Stored items
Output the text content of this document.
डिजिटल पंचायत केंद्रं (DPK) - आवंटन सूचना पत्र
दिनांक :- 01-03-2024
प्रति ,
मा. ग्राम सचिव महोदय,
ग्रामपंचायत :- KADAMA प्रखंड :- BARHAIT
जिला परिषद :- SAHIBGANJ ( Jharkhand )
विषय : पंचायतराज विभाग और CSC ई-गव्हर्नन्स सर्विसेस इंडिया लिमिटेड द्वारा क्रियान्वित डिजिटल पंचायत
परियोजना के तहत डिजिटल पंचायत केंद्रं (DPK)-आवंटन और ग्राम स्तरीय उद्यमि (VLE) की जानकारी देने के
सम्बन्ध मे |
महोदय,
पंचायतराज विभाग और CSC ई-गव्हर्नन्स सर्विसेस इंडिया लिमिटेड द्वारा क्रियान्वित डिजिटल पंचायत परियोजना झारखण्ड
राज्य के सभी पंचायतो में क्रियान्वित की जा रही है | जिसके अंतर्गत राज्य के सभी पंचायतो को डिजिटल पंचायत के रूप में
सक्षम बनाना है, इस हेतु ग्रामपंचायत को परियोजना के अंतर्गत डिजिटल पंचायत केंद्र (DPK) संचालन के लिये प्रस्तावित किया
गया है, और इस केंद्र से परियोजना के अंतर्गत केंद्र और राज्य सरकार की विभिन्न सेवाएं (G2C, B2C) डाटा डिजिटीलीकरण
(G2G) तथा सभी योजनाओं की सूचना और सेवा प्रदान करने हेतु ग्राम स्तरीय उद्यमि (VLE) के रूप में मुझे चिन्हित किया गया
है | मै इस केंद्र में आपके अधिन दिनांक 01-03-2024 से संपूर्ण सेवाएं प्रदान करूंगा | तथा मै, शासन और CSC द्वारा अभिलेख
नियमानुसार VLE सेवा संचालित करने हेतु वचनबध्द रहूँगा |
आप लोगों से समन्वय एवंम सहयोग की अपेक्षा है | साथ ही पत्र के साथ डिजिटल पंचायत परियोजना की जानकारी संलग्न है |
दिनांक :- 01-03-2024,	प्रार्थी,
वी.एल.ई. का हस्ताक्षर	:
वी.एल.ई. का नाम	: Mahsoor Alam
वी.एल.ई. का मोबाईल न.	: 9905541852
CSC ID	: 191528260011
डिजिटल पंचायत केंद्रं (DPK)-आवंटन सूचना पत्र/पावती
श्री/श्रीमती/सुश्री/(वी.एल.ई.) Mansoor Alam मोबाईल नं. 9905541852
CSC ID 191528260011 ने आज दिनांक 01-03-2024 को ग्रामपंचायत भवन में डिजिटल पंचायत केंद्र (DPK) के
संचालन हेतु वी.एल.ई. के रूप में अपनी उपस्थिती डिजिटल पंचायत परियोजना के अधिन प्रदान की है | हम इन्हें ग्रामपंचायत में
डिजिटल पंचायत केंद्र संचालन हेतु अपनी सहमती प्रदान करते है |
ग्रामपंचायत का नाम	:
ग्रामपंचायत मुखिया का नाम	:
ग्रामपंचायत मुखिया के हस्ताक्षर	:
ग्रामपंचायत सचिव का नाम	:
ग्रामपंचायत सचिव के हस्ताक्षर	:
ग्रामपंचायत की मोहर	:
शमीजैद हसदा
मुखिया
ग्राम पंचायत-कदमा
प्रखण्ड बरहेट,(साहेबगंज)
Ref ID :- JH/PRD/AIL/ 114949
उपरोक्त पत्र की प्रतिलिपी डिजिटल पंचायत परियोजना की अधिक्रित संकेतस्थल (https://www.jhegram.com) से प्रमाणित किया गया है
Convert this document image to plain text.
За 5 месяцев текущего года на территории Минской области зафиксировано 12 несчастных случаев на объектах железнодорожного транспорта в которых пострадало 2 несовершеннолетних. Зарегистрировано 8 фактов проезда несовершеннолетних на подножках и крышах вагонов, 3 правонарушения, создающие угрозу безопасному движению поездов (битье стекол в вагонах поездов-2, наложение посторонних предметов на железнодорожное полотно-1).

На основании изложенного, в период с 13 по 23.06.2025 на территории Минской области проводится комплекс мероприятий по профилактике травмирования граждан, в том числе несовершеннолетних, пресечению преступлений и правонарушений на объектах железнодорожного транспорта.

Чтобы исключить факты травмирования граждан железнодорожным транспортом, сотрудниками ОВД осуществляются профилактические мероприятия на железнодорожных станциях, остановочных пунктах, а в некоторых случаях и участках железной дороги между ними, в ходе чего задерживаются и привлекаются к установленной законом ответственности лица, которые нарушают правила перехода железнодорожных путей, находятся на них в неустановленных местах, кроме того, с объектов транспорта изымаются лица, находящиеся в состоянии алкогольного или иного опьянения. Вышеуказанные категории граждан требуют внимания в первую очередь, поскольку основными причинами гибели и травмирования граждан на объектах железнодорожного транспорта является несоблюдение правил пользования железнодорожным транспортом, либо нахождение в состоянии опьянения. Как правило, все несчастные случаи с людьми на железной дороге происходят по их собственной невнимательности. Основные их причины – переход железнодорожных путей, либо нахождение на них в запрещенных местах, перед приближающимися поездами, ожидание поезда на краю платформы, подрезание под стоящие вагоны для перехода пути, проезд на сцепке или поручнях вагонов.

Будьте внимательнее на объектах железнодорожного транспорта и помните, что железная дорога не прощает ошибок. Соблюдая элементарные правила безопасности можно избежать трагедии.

---

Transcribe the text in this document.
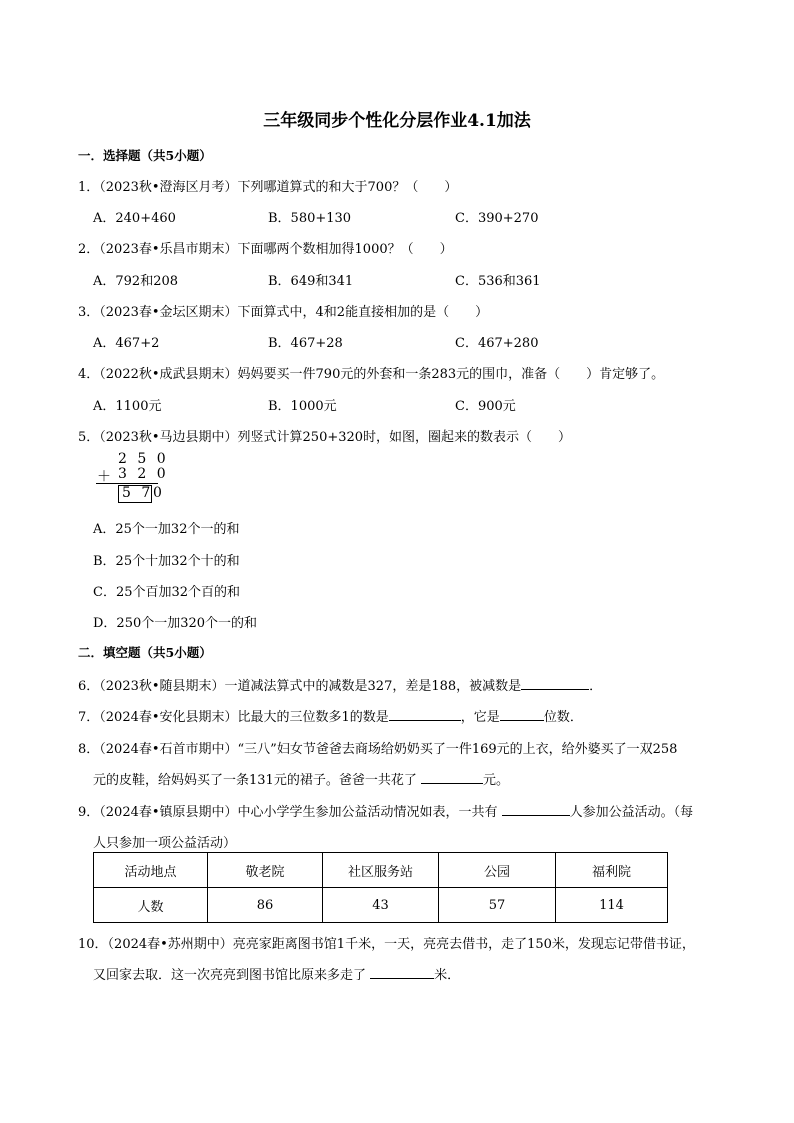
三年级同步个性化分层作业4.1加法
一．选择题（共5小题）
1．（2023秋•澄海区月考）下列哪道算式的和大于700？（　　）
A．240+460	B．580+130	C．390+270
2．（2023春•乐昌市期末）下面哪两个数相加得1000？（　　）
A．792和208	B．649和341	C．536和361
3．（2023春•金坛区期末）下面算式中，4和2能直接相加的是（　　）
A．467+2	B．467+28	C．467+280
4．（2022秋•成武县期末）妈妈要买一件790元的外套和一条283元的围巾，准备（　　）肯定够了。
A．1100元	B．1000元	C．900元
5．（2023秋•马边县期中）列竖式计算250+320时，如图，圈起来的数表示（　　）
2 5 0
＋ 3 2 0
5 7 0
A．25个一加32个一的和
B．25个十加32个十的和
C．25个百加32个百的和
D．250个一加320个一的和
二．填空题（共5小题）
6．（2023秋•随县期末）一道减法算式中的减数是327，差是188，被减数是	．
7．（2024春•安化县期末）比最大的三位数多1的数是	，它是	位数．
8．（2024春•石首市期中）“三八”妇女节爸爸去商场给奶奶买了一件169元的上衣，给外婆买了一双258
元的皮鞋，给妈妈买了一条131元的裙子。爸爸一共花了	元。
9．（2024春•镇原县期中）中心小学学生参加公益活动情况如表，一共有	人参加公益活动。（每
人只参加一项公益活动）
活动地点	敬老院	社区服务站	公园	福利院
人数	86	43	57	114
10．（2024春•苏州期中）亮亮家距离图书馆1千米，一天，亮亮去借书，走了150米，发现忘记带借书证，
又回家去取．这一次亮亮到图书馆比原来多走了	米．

* **What is needed**: Locate and copy each line in the data above that includes the word "области".

* **Task output**:
За 5 месяцев текущего года на территории Минской области зафиксировано 12 несчастных случаев на объектах железнодорожного транспорта в которых пострадало 2 несовершеннолетних. Зарегистрировано 8 фактов проезда несовершеннолетних на подножках и крышах вагонов, 3 правонарушения, создающие угрозу безопасному движению поездов (битье стекол в вагонах поездов-2, наложение посторонних предметов на железнодорожное полотно-1).
На основании изложенного, в период с 13 по 23.06.2025 на территории Минской области проводится комплекс мероприятий по профилактике травмирования граждан, в том числе несовершеннолетних, пресечению преступлений и правонарушений на объектах железнодорожного транспорта.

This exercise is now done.